# SET EXERCISE
Write out all lines holding the word "Passwords".

# RECORD SET

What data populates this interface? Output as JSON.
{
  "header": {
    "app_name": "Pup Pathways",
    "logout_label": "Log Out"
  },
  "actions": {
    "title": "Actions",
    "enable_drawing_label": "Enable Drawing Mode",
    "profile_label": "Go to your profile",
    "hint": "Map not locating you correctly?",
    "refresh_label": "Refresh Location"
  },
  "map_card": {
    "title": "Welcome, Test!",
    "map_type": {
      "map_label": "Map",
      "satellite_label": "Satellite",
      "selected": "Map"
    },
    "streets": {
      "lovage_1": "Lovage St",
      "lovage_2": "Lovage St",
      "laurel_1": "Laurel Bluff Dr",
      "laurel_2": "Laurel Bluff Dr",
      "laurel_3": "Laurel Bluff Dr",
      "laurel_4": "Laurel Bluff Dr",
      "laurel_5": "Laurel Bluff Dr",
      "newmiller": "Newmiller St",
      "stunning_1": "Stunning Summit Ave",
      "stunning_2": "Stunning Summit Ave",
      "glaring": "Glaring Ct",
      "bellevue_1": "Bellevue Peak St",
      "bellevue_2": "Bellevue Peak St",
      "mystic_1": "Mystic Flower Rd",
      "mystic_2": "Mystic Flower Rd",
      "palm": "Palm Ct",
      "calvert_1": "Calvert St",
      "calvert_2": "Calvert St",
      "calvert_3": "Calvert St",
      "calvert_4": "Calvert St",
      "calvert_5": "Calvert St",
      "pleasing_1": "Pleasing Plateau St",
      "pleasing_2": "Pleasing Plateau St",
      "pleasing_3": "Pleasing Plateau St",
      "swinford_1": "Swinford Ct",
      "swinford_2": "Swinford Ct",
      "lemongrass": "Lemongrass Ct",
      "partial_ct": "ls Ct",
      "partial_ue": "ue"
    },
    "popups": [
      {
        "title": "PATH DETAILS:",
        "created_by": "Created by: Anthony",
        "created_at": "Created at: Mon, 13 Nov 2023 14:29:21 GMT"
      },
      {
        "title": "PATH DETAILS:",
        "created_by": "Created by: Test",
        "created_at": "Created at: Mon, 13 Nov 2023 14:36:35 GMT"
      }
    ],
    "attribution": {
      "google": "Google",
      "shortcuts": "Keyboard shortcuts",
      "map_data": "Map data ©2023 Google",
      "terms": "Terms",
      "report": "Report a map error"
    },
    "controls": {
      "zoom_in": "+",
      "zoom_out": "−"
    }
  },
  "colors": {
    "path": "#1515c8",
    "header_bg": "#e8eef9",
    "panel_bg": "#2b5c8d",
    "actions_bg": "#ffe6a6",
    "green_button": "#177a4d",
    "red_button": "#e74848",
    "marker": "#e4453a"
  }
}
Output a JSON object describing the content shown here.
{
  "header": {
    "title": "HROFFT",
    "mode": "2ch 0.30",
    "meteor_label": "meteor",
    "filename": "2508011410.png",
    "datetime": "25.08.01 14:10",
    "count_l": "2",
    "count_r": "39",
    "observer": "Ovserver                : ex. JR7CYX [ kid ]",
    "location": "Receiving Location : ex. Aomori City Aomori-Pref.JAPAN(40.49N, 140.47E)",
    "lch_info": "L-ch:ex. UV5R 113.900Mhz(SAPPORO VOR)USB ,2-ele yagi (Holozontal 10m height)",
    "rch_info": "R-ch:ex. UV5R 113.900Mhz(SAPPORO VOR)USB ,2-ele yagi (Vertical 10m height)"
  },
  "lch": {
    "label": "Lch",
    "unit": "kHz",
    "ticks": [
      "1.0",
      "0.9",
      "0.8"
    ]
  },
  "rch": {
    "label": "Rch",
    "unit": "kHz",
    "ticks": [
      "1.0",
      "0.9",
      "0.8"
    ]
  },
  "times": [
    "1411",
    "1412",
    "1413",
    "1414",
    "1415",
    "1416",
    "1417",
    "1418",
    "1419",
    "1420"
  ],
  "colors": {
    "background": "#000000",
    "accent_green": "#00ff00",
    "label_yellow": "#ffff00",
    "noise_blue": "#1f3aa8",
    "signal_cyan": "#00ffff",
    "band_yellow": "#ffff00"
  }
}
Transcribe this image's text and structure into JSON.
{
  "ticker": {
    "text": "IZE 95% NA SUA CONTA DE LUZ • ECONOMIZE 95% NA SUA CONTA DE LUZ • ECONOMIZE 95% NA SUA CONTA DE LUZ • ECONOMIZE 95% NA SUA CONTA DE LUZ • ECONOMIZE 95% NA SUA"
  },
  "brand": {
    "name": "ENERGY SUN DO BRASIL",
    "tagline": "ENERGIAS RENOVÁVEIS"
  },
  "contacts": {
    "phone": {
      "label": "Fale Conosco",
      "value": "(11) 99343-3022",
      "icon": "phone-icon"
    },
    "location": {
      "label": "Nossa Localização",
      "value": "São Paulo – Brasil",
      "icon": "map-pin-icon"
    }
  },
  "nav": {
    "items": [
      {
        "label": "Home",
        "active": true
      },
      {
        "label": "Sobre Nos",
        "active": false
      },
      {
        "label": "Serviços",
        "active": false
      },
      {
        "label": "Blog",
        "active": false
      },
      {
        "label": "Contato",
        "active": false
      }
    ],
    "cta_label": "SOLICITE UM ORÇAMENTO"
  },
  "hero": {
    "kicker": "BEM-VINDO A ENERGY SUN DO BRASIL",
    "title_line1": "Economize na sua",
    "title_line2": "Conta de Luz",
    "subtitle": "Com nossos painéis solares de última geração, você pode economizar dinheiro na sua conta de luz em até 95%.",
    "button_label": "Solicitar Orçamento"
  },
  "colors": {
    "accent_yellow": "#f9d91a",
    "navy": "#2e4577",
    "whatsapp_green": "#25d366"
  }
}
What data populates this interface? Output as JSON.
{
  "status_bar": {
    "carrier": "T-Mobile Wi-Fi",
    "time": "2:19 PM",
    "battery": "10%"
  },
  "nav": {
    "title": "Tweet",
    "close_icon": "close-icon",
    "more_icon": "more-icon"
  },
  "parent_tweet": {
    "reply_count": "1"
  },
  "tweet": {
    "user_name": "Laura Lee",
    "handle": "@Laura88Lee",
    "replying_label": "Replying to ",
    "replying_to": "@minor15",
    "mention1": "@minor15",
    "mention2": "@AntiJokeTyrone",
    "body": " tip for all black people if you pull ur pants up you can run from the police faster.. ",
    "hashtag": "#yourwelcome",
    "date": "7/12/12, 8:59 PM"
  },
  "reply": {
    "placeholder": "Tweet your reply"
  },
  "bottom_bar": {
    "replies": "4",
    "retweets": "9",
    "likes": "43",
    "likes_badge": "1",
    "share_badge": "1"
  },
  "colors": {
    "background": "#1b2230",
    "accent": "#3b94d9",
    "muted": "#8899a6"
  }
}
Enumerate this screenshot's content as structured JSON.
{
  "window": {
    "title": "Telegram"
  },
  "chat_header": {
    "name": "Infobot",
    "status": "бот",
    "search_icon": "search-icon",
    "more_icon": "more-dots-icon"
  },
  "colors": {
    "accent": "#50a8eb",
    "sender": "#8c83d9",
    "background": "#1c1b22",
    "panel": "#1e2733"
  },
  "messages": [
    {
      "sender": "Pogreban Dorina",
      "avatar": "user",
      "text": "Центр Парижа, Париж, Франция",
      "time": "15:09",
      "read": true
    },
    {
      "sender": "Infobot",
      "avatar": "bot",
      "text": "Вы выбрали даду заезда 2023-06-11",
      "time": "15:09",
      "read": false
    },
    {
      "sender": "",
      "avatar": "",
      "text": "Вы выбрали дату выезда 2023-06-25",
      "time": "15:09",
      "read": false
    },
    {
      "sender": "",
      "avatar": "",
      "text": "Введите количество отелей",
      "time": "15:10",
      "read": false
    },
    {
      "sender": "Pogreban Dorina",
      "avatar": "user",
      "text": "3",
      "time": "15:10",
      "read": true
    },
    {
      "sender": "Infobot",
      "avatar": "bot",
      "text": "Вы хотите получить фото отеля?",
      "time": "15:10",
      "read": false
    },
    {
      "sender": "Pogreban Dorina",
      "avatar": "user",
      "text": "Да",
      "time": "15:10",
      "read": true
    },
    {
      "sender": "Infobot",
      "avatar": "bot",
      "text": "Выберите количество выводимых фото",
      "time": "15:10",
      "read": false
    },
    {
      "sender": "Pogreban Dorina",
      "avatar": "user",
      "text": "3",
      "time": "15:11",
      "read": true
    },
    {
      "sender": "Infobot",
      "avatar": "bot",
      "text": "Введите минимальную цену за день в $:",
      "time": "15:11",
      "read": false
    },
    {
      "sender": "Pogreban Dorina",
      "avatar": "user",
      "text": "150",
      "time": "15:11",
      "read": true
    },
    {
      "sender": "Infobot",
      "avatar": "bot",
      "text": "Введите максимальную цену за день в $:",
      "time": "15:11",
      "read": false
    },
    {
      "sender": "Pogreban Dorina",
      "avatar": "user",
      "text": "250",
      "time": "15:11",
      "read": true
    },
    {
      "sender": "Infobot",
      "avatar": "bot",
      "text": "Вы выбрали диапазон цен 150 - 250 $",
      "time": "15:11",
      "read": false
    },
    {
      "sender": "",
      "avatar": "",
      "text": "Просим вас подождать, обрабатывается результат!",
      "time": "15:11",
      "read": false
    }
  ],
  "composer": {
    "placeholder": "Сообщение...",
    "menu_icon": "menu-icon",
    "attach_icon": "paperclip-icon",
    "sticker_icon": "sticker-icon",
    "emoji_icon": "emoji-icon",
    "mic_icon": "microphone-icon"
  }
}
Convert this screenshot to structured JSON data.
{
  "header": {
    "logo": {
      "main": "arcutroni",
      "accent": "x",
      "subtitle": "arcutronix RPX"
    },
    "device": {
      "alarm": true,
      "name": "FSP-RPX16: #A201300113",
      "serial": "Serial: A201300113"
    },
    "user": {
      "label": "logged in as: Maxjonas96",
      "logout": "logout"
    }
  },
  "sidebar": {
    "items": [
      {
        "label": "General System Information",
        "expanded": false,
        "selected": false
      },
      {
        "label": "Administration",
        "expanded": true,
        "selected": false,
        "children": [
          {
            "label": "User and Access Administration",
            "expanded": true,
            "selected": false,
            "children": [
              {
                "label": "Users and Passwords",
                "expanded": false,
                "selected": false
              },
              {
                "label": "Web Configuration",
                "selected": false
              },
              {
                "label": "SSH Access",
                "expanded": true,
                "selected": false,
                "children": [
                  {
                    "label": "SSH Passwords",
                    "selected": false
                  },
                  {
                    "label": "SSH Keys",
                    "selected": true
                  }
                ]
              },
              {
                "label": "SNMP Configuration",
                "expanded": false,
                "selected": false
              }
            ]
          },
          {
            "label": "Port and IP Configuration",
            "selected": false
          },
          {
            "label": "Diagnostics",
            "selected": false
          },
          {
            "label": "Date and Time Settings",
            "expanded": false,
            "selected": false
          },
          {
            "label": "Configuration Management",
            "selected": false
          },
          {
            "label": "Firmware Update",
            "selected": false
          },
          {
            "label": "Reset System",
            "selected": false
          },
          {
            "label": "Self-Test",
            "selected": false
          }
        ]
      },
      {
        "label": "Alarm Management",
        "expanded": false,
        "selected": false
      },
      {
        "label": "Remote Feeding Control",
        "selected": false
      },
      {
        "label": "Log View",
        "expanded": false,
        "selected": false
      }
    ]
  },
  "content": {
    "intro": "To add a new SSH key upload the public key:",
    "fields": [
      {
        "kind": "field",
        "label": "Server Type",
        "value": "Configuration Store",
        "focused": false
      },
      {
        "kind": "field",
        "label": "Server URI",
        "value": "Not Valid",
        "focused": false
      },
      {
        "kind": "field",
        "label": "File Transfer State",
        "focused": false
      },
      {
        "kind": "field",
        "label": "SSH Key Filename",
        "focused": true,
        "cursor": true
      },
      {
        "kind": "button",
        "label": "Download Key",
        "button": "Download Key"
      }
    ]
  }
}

# SOLUTION TO THE EXERCISE
                "label": "Users and Passwords",
                    "label": "SSH Passwords",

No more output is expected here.